** EXERCISE DESCRIPTION **
What you return should match every record exactly, with the images removed.

Entries with figure data:
-- START --

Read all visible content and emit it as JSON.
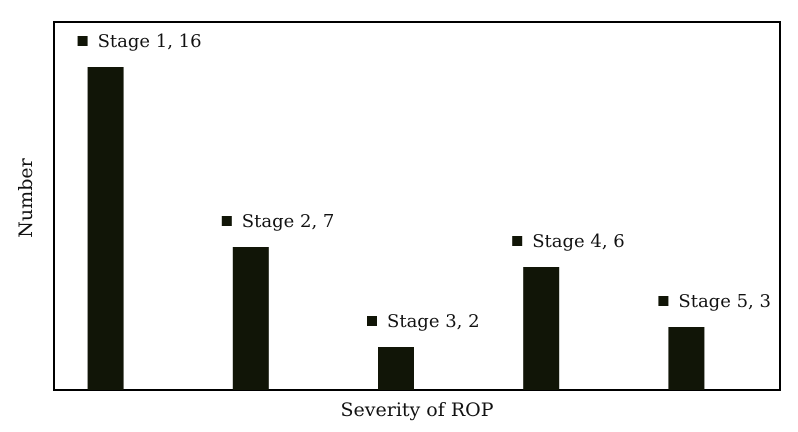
{
  "chart_data": {
    "type": "bar",
    "categories": [
      "Stage 1",
      "Stage 2",
      "Stage 3",
      "Stage 4",
      "Stage 5"
    ],
    "values": [
      16,
      7,
      2,
      6,
      3
    ],
    "data_labels": [
      "Stage 1, 16",
      "Stage 2, 7",
      "Stage 3, 2",
      "Stage 4, 6",
      "Stage 5, 3"
    ],
    "title": "",
    "xlabel": "Severity of ROP",
    "ylabel": "Number",
    "ylim": [
      0,
      17.6
    ],
    "grid": false,
    "legend": "none",
    "bar_color": "#111507"
  }
}
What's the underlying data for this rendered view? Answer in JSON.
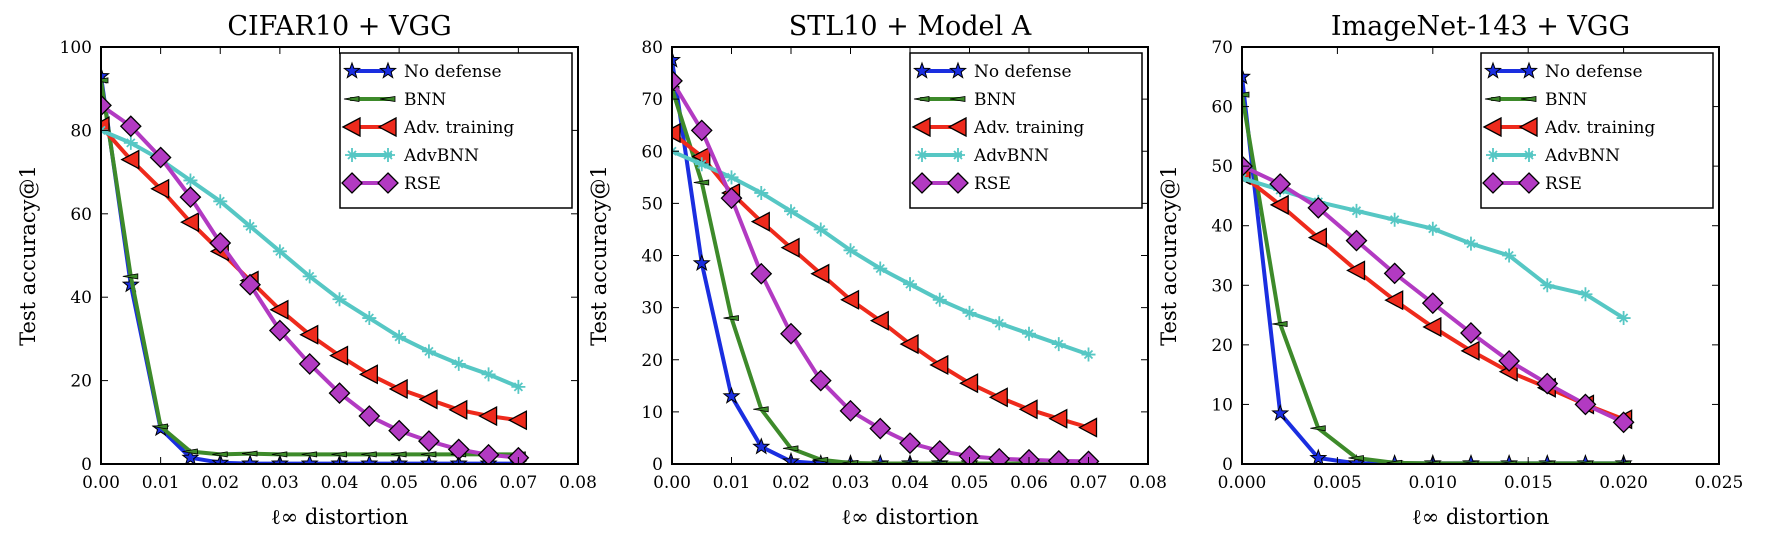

-- END --

** RESPONSE TO THIS EXERCISE **
Read all visible content and emit it as JSON.
{
  "chart_data": {
    "type": "bar",
    "categories": [
      "Stage 1",
      "Stage 2",
      "Stage 3",
      "Stage 4",
      "Stage 5"
    ],
    "values": [
      16,
      7,
      2,
      6,
      3
    ],
    "data_labels": [
      "Stage 1, 16",
      "Stage 2, 7",
      "Stage 3, 2",
      "Stage 4, 6",
      "Stage 5, 3"
    ],
    "title": "",
    "xlabel": "Severity of ROP",
    "ylabel": "Number",
    "ylim": [
      0,
      17.6
    ],
    "grid": false,
    "legend": "none",
    "bar_color": "#111507"
  }
}
What's the underlying data for this rendered view? Answer in JSON.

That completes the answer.